**Dataset excerpts**
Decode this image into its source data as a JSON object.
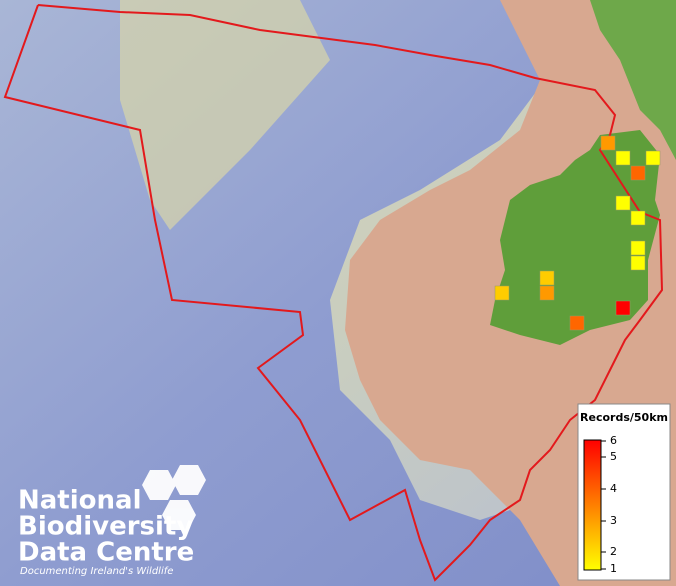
{
  "map": {
    "legend": {
      "title": "Records/50km",
      "ticks": [
        1,
        2,
        3,
        4,
        5,
        6
      ],
      "color_low": "#ffff00",
      "color_high": "#ff0000"
    },
    "boundary_color": "#e3191c",
    "records": [
      3,
      1,
      1,
      4,
      1,
      1,
      1,
      1,
      2,
      3,
      2,
      6,
      4
    ],
    "logo": {
      "line1": "National",
      "line2": "Biodiversity",
      "line3": "Data Centre",
      "tagline": "Documenting Ireland's Wildlife"
    }
  }
}
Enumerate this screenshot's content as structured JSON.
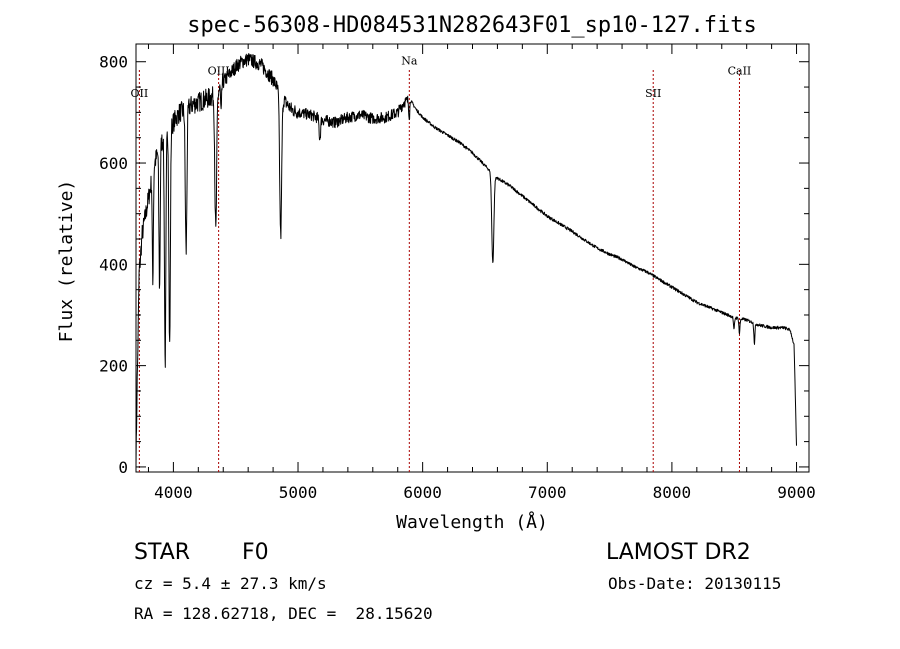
{
  "chart_data": {
    "type": "line",
    "title": "spec-56308-HD084531N282643F01_sp10-127.fits",
    "xlabel": "Wavelength (Å)",
    "ylabel": "Flux (relative)",
    "xlim": [
      3700,
      9100
    ],
    "ylim": [
      -10,
      835
    ],
    "xticks": [
      4000,
      5000,
      6000,
      7000,
      8000,
      9000
    ],
    "yticks": [
      0,
      200,
      400,
      600,
      800
    ],
    "line_color": "#000000",
    "marker_color": "#aa0000",
    "lines": [
      {
        "label": "OII",
        "x": 3727,
        "label_y": 730
      },
      {
        "label": "OIII",
        "x": 4363,
        "label_y": 775
      },
      {
        "label": "Na",
        "x": 5893,
        "label_y": 795
      },
      {
        "label": "SII",
        "x": 7850,
        "label_y": 730
      },
      {
        "label": "CaII",
        "x": 8542,
        "label_y": 775
      }
    ],
    "continuum": [
      [
        3700,
        0
      ],
      [
        3710,
        170
      ],
      [
        3725,
        380
      ],
      [
        3750,
        460
      ],
      [
        3800,
        530
      ],
      [
        3850,
        600
      ],
      [
        3900,
        640
      ],
      [
        3950,
        660
      ],
      [
        4000,
        680
      ],
      [
        4050,
        700
      ],
      [
        4100,
        705
      ],
      [
        4150,
        715
      ],
      [
        4200,
        720
      ],
      [
        4250,
        725
      ],
      [
        4300,
        730
      ],
      [
        4350,
        735
      ],
      [
        4400,
        760
      ],
      [
        4450,
        775
      ],
      [
        4500,
        790
      ],
      [
        4550,
        800
      ],
      [
        4600,
        805
      ],
      [
        4650,
        800
      ],
      [
        4700,
        795
      ],
      [
        4750,
        780
      ],
      [
        4800,
        765
      ],
      [
        4850,
        740
      ],
      [
        4900,
        720
      ],
      [
        4950,
        705
      ],
      [
        5000,
        700
      ],
      [
        5100,
        695
      ],
      [
        5200,
        685
      ],
      [
        5300,
        680
      ],
      [
        5400,
        690
      ],
      [
        5500,
        695
      ],
      [
        5600,
        688
      ],
      [
        5700,
        690
      ],
      [
        5800,
        700
      ],
      [
        5850,
        720
      ],
      [
        5900,
        725
      ],
      [
        5950,
        705
      ],
      [
        6000,
        690
      ],
      [
        6100,
        670
      ],
      [
        6200,
        655
      ],
      [
        6300,
        640
      ],
      [
        6400,
        620
      ],
      [
        6500,
        595
      ],
      [
        6600,
        570
      ],
      [
        6700,
        555
      ],
      [
        6800,
        535
      ],
      [
        6900,
        515
      ],
      [
        7000,
        495
      ],
      [
        7100,
        480
      ],
      [
        7200,
        465
      ],
      [
        7300,
        448
      ],
      [
        7400,
        432
      ],
      [
        7500,
        420
      ],
      [
        7600,
        410
      ],
      [
        7700,
        395
      ],
      [
        7800,
        385
      ],
      [
        7900,
        370
      ],
      [
        8000,
        355
      ],
      [
        8100,
        340
      ],
      [
        8200,
        325
      ],
      [
        8300,
        315
      ],
      [
        8400,
        305
      ],
      [
        8500,
        295
      ],
      [
        8600,
        290
      ],
      [
        8700,
        280
      ],
      [
        8800,
        275
      ],
      [
        8900,
        275
      ],
      [
        8950,
        270
      ],
      [
        8980,
        240
      ],
      [
        9000,
        40
      ]
    ],
    "absorption": [
      {
        "x": 3835,
        "depth": 220,
        "width": 6
      },
      {
        "x": 3889,
        "depth": 280,
        "width": 7
      },
      {
        "x": 3934,
        "depth": 450,
        "width": 8
      },
      {
        "x": 3970,
        "depth": 430,
        "width": 8
      },
      {
        "x": 4102,
        "depth": 280,
        "width": 9
      },
      {
        "x": 4340,
        "depth": 270,
        "width": 10
      },
      {
        "x": 4383,
        "depth": 60,
        "width": 5
      },
      {
        "x": 4861,
        "depth": 280,
        "width": 11
      },
      {
        "x": 5175,
        "depth": 40,
        "width": 8
      },
      {
        "x": 5893,
        "depth": 30,
        "width": 6
      },
      {
        "x": 6563,
        "depth": 175,
        "width": 12
      },
      {
        "x": 8498,
        "depth": 25,
        "width": 6
      },
      {
        "x": 8542,
        "depth": 30,
        "width": 6
      },
      {
        "x": 8662,
        "depth": 40,
        "width": 6
      }
    ]
  },
  "info": {
    "class_label": "STAR",
    "subclass": "F0",
    "survey": "LAMOST DR2",
    "cz": "cz = 5.4 ± 27.3 km/s",
    "obs_date": "Obs-Date: 20130115",
    "radec": "RA = 128.62718, DEC =  28.15620"
  }
}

**What you need to do**
Go back to the records above and write them out exactly, without the pictures.

**Expected answer**
Decode this image into its source data as a JSON object.
{
  "map": {
    "legend": {
      "title": "Records/50km",
      "ticks": [
        1,
        2,
        3,
        4,
        5,
        6
      ],
      "color_low": "#ffff00",
      "color_high": "#ff0000"
    },
    "boundary_color": "#e3191c",
    "records": [
      3,
      1,
      1,
      4,
      1,
      1,
      1,
      1,
      2,
      3,
      2,
      6,
      4
    ],
    "logo": {
      "line1": "National",
      "line2": "Biodiversity",
      "line3": "Data Centre",
      "tagline": "Documenting Ireland's Wildlife"
    }
  }
}
Enumerate this screenshot's content as structured JSON.
{
  "chart_data": {
    "type": "line",
    "title": "spec-56308-HD084531N282643F01_sp10-127.fits",
    "xlabel": "Wavelength (Å)",
    "ylabel": "Flux (relative)",
    "xlim": [
      3700,
      9100
    ],
    "ylim": [
      -10,
      835
    ],
    "xticks": [
      4000,
      5000,
      6000,
      7000,
      8000,
      9000
    ],
    "yticks": [
      0,
      200,
      400,
      600,
      800
    ],
    "line_color": "#000000",
    "marker_color": "#aa0000",
    "lines": [
      {
        "label": "OII",
        "x": 3727,
        "label_y": 730
      },
      {
        "label": "OIII",
        "x": 4363,
        "label_y": 775
      },
      {
        "label": "Na",
        "x": 5893,
        "label_y": 795
      },
      {
        "label": "SII",
        "x": 7850,
        "label_y": 730
      },
      {
        "label": "CaII",
        "x": 8542,
        "label_y": 775
      }
    ],
    "continuum": [
      [
        3700,
        0
      ],
      [
        3710,
        170
      ],
      [
        3725,
        380
      ],
      [
        3750,
        460
      ],
      [
        3800,
        530
      ],
      [
        3850,
        600
      ],
      [
        3900,
        640
      ],
      [
        3950,
        660
      ],
      [
        4000,
        680
      ],
      [
        4050,
        700
      ],
      [
        4100,
        705
      ],
      [
        4150,
        715
      ],
      [
        4200,
        720
      ],
      [
        4250,
        725
      ],
      [
        4300,
        730
      ],
      [
        4350,
        735
      ],
      [
        4400,
        760
      ],
      [
        4450,
        775
      ],
      [
        4500,
        790
      ],
      [
        4550,
        800
      ],
      [
        4600,
        805
      ],
      [
        4650,
        800
      ],
      [
        4700,
        795
      ],
      [
        4750,
        780
      ],
      [
        4800,
        765
      ],
      [
        4850,
        740
      ],
      [
        4900,
        720
      ],
      [
        4950,
        705
      ],
      [
        5000,
        700
      ],
      [
        5100,
        695
      ],
      [
        5200,
        685
      ],
      [
        5300,
        680
      ],
      [
        5400,
        690
      ],
      [
        5500,
        695
      ],
      [
        5600,
        688
      ],
      [
        5700,
        690
      ],
      [
        5800,
        700
      ],
      [
        5850,
        720
      ],
      [
        5900,
        725
      ],
      [
        5950,
        705
      ],
      [
        6000,
        690
      ],
      [
        6100,
        670
      ],
      [
        6200,
        655
      ],
      [
        6300,
        640
      ],
      [
        6400,
        620
      ],
      [
        6500,
        595
      ],
      [
        6600,
        570
      ],
      [
        6700,
        555
      ],
      [
        6800,
        535
      ],
      [
        6900,
        515
      ],
      [
        7000,
        495
      ],
      [
        7100,
        480
      ],
      [
        7200,
        465
      ],
      [
        7300,
        448
      ],
      [
        7400,
        432
      ],
      [
        7500,
        420
      ],
      [
        7600,
        410
      ],
      [
        7700,
        395
      ],
      [
        7800,
        385
      ],
      [
        7900,
        370
      ],
      [
        8000,
        355
      ],
      [
        8100,
        340
      ],
      [
        8200,
        325
      ],
      [
        8300,
        315
      ],
      [
        8400,
        305
      ],
      [
        8500,
        295
      ],
      [
        8600,
        290
      ],
      [
        8700,
        280
      ],
      [
        8800,
        275
      ],
      [
        8900,
        275
      ],
      [
        8950,
        270
      ],
      [
        8980,
        240
      ],
      [
        9000,
        40
      ]
    ],
    "absorption": [
      {
        "x": 3835,
        "depth": 220,
        "width": 6
      },
      {
        "x": 3889,
        "depth": 280,
        "width": 7
      },
      {
        "x": 3934,
        "depth": 450,
        "width": 8
      },
      {
        "x": 3970,
        "depth": 430,
        "width": 8
      },
      {
        "x": 4102,
        "depth": 280,
        "width": 9
      },
      {
        "x": 4340,
        "depth": 270,
        "width": 10
      },
      {
        "x": 4383,
        "depth": 60,
        "width": 5
      },
      {
        "x": 4861,
        "depth": 280,
        "width": 11
      },
      {
        "x": 5175,
        "depth": 40,
        "width": 8
      },
      {
        "x": 5893,
        "depth": 30,
        "width": 6
      },
      {
        "x": 6563,
        "depth": 175,
        "width": 12
      },
      {
        "x": 8498,
        "depth": 25,
        "width": 6
      },
      {
        "x": 8542,
        "depth": 30,
        "width": 6
      },
      {
        "x": 8662,
        "depth": 40,
        "width": 6
      }
    ]
  },
  "info": {
    "class_label": "STAR",
    "subclass": "F0",
    "survey": "LAMOST DR2",
    "cz": "cz = 5.4 ± 27.3 km/s",
    "obs_date": "Obs-Date: 20130115",
    "radec": "RA = 128.62718, DEC =  28.15620"
  }
}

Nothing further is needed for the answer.